■ **THE PROBLEM**: Report how many lines contain the word "Print", with no other text.

■ **SOURCE MATERIAL**:
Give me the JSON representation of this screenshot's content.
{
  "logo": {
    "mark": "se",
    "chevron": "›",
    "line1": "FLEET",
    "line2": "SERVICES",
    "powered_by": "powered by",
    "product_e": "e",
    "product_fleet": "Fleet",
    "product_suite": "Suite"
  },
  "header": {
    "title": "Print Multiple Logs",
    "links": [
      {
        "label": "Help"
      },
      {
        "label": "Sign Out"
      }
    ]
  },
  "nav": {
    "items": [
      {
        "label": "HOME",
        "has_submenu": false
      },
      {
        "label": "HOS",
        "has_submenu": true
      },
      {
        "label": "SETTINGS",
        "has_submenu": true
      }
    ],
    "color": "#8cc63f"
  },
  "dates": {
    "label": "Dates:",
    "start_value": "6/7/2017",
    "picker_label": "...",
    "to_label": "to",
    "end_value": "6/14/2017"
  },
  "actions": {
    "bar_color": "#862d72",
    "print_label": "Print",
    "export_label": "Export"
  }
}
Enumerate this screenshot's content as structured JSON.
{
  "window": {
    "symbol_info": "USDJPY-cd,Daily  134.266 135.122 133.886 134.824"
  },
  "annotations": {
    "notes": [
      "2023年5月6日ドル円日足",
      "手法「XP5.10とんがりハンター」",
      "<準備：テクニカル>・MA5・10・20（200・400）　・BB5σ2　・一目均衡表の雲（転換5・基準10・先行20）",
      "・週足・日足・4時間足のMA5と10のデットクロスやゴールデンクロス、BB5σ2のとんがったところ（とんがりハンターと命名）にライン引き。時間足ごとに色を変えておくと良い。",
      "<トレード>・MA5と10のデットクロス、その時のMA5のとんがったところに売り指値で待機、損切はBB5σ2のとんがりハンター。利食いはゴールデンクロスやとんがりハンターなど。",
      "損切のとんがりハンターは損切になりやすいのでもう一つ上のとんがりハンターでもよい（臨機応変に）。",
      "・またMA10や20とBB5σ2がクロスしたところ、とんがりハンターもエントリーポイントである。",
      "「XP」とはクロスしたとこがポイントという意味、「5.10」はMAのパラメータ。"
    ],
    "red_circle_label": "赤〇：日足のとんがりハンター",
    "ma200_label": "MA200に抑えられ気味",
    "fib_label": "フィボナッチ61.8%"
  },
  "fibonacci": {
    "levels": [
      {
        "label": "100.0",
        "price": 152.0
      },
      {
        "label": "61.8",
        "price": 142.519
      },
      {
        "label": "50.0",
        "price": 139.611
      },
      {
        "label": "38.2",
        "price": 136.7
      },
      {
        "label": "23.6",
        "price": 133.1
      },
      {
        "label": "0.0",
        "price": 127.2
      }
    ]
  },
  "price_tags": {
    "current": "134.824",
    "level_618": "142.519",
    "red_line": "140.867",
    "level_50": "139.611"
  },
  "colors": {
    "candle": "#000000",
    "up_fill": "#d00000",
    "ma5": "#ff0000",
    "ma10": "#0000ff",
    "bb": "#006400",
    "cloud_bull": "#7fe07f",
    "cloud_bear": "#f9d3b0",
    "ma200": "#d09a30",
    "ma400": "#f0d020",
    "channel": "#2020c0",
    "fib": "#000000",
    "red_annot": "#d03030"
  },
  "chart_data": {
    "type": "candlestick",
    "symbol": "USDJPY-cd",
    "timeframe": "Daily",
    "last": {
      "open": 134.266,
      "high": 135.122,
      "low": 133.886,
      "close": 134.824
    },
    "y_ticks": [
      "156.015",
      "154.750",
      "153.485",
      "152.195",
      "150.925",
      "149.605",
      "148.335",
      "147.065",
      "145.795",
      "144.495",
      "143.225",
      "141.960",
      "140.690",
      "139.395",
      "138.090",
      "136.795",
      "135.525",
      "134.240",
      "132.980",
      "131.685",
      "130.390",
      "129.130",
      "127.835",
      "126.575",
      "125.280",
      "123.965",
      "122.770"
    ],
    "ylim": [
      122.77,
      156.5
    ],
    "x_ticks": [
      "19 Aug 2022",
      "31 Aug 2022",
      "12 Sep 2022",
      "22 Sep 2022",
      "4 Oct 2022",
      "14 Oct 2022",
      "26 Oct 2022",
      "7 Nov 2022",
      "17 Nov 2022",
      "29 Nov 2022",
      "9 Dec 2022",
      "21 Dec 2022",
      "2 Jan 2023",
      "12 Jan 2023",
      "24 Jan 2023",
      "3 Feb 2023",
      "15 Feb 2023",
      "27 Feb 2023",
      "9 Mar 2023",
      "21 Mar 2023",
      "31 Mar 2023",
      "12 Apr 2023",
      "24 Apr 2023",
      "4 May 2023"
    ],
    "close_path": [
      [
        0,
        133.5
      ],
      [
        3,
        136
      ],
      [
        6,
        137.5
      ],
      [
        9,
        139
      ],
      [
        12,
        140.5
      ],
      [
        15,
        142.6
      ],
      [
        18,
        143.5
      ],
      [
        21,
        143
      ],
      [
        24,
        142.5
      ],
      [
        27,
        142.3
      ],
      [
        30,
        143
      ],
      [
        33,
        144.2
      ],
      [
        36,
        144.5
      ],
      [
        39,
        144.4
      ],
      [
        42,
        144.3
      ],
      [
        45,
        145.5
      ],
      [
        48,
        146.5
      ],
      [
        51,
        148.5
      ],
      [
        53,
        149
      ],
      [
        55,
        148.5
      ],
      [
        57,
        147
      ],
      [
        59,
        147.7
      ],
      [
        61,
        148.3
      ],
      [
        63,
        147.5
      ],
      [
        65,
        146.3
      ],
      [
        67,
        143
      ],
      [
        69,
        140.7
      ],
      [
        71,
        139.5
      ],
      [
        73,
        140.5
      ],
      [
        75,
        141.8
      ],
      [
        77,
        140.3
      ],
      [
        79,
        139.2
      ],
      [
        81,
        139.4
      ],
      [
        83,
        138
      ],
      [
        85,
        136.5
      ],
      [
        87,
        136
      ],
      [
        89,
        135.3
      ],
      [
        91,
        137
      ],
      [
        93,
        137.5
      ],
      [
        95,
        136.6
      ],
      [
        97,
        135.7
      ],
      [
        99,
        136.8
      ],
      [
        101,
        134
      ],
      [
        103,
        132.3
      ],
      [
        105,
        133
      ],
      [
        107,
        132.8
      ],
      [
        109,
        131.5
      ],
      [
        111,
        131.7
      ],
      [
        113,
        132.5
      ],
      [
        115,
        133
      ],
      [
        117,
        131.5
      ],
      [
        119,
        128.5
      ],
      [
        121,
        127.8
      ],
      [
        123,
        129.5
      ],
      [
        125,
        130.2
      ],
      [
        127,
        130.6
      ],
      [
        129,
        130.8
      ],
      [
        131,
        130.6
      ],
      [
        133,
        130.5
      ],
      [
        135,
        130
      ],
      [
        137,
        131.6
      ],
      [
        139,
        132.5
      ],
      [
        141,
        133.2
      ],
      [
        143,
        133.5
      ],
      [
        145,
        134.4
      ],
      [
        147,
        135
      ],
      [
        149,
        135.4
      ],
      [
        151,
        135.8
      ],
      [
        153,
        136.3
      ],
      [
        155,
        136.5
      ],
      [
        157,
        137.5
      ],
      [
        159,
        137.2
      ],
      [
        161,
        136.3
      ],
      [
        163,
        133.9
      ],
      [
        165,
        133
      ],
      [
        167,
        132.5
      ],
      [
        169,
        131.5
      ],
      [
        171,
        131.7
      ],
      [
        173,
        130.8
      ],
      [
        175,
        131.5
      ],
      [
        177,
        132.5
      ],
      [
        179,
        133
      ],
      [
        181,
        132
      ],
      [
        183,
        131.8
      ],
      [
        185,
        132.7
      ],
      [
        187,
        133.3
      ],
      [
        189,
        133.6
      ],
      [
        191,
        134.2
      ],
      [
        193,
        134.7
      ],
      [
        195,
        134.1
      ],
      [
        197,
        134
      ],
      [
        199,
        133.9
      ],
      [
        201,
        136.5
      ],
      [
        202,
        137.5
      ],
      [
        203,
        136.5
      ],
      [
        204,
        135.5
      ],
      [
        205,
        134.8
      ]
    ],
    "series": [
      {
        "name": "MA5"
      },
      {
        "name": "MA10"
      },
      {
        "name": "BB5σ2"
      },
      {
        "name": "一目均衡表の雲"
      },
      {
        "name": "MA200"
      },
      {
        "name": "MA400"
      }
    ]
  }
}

■ **FULL RESPONSE**: 2